* Begin Recorded data *

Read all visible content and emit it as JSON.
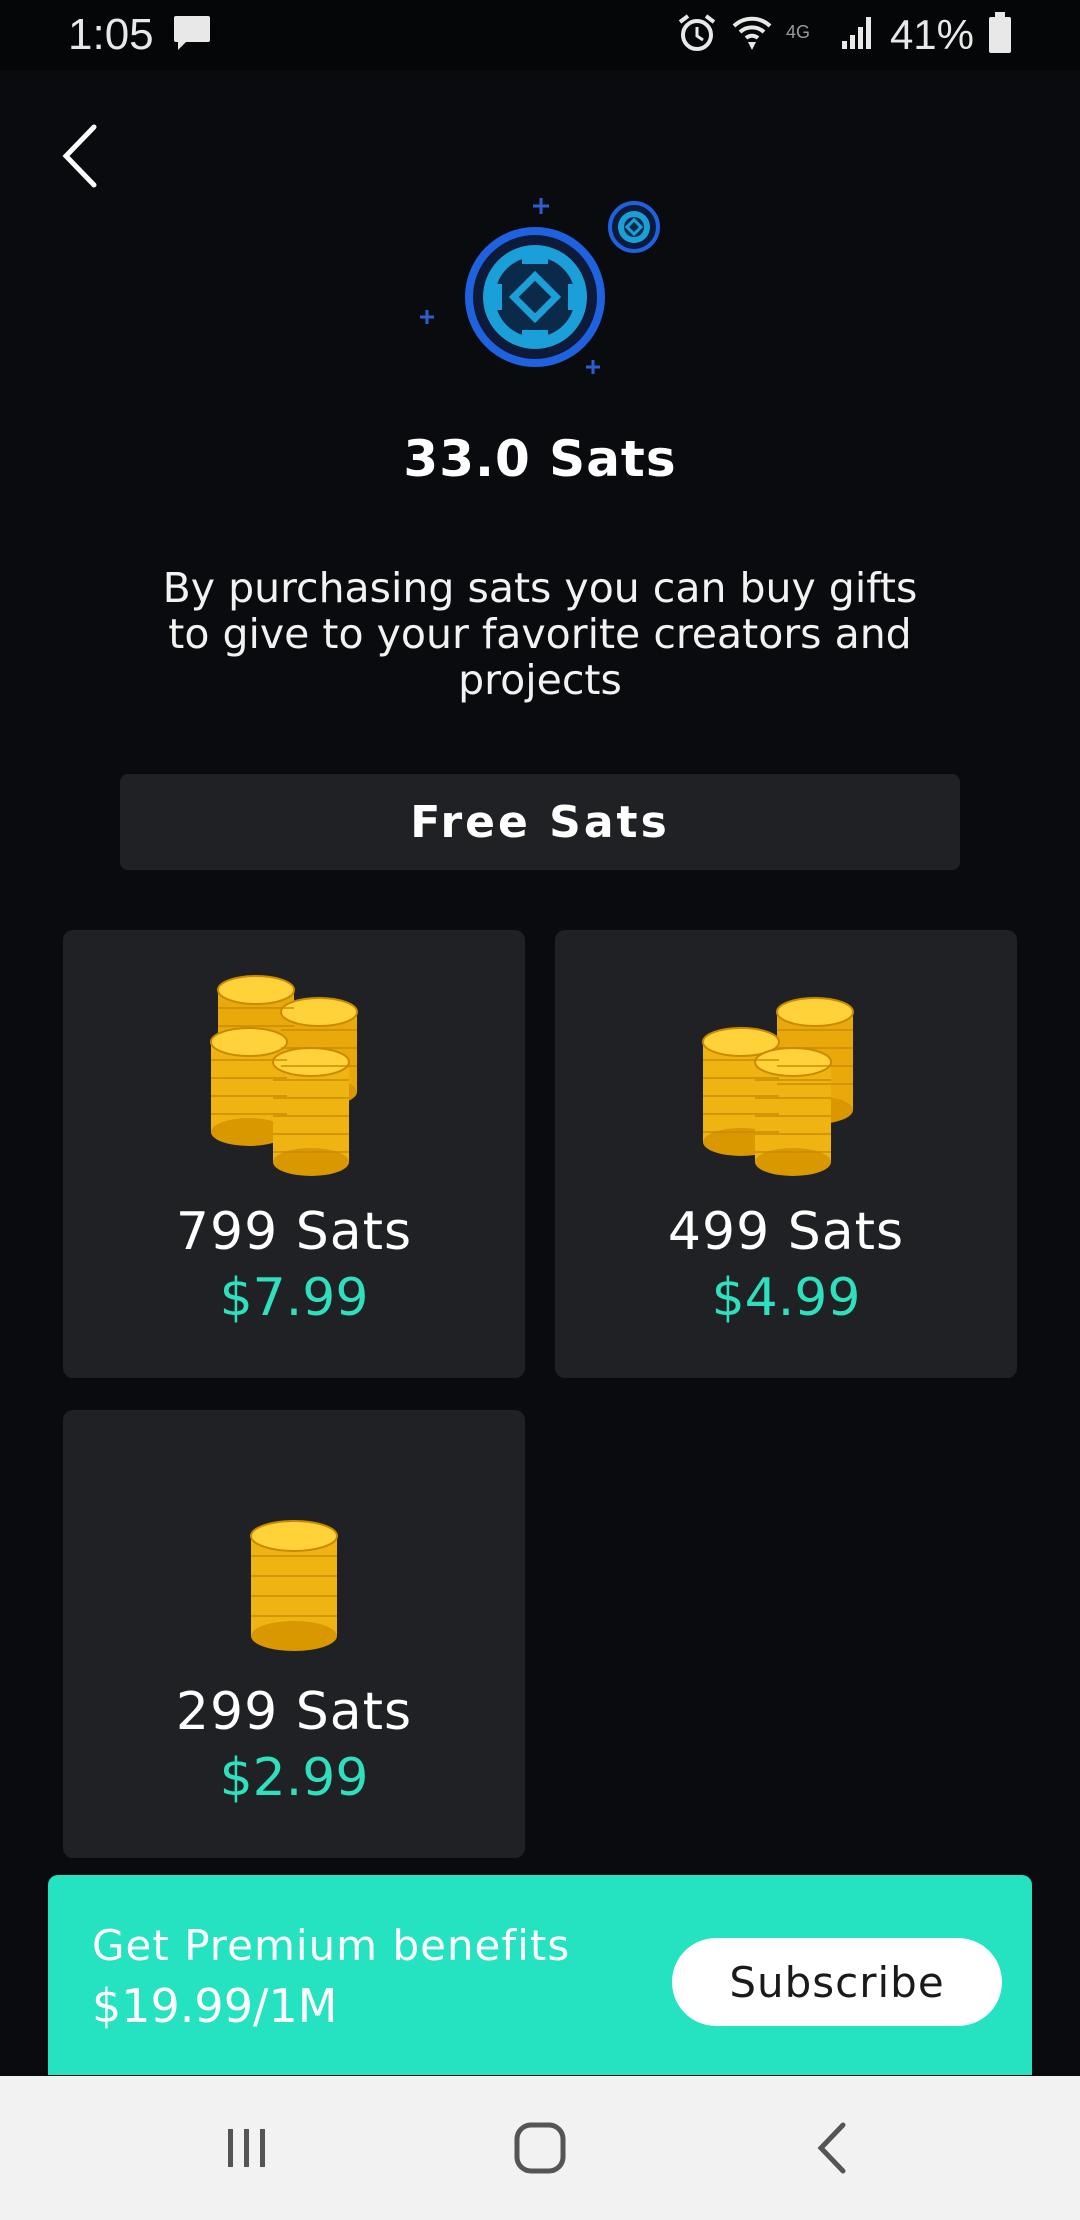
{
  "status_bar": {
    "time": "1:05",
    "battery": "41%",
    "icons": [
      "chat-icon",
      "alarm-icon",
      "wifi-icon",
      "4g-icon",
      "signal-icon",
      "battery-icon"
    ]
  },
  "header": {
    "back_icon": "back-chevron-icon"
  },
  "balance": {
    "text": "33.0 Sats"
  },
  "description": "By purchasing sats you can buy gifts to give to your favorite creators and projects",
  "free_sats_label": "Free Sats",
  "packages": [
    {
      "amount": "799 Sats",
      "price": "$7.99",
      "icon": "coin-stacks-large-icon"
    },
    {
      "amount": "499 Sats",
      "price": "$4.99",
      "icon": "coin-stacks-medium-icon"
    },
    {
      "amount": "299 Sats",
      "price": "$2.99",
      "icon": "coin-stack-small-icon"
    }
  ],
  "premium": {
    "title": "Get Premium benefits",
    "price": "$19.99/1M",
    "button_label": "Subscribe"
  },
  "nav_bar": {
    "icons": [
      "recent-apps-icon",
      "home-icon",
      "back-icon"
    ]
  },
  "colors": {
    "background": "#0a0b0f",
    "card": "#202125",
    "accent": "#2ee0bd",
    "banner": "#25e3c0"
  }
}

* End Recorded data *

▶ [Written request]
Without including any pictures, print each record exactly.

▶ [Right answer]
Read all visible content and emit it as JSON.
{
  "status_bar": {
    "time": "1:05",
    "battery": "41%",
    "icons": [
      "chat-icon",
      "alarm-icon",
      "wifi-icon",
      "4g-icon",
      "signal-icon",
      "battery-icon"
    ]
  },
  "header": {
    "back_icon": "back-chevron-icon"
  },
  "balance": {
    "text": "33.0 Sats"
  },
  "description": "By purchasing sats you can buy gifts to give to your favorite creators and projects",
  "free_sats_label": "Free Sats",
  "packages": [
    {
      "amount": "799 Sats",
      "price": "$7.99",
      "icon": "coin-stacks-large-icon"
    },
    {
      "amount": "499 Sats",
      "price": "$4.99",
      "icon": "coin-stacks-medium-icon"
    },
    {
      "amount": "299 Sats",
      "price": "$2.99",
      "icon": "coin-stack-small-icon"
    }
  ],
  "premium": {
    "title": "Get Premium benefits",
    "price": "$19.99/1M",
    "button_label": "Subscribe"
  },
  "nav_bar": {
    "icons": [
      "recent-apps-icon",
      "home-icon",
      "back-icon"
    ]
  },
  "colors": {
    "background": "#0a0b0f",
    "card": "#202125",
    "accent": "#2ee0bd",
    "banner": "#25e3c0"
  }
}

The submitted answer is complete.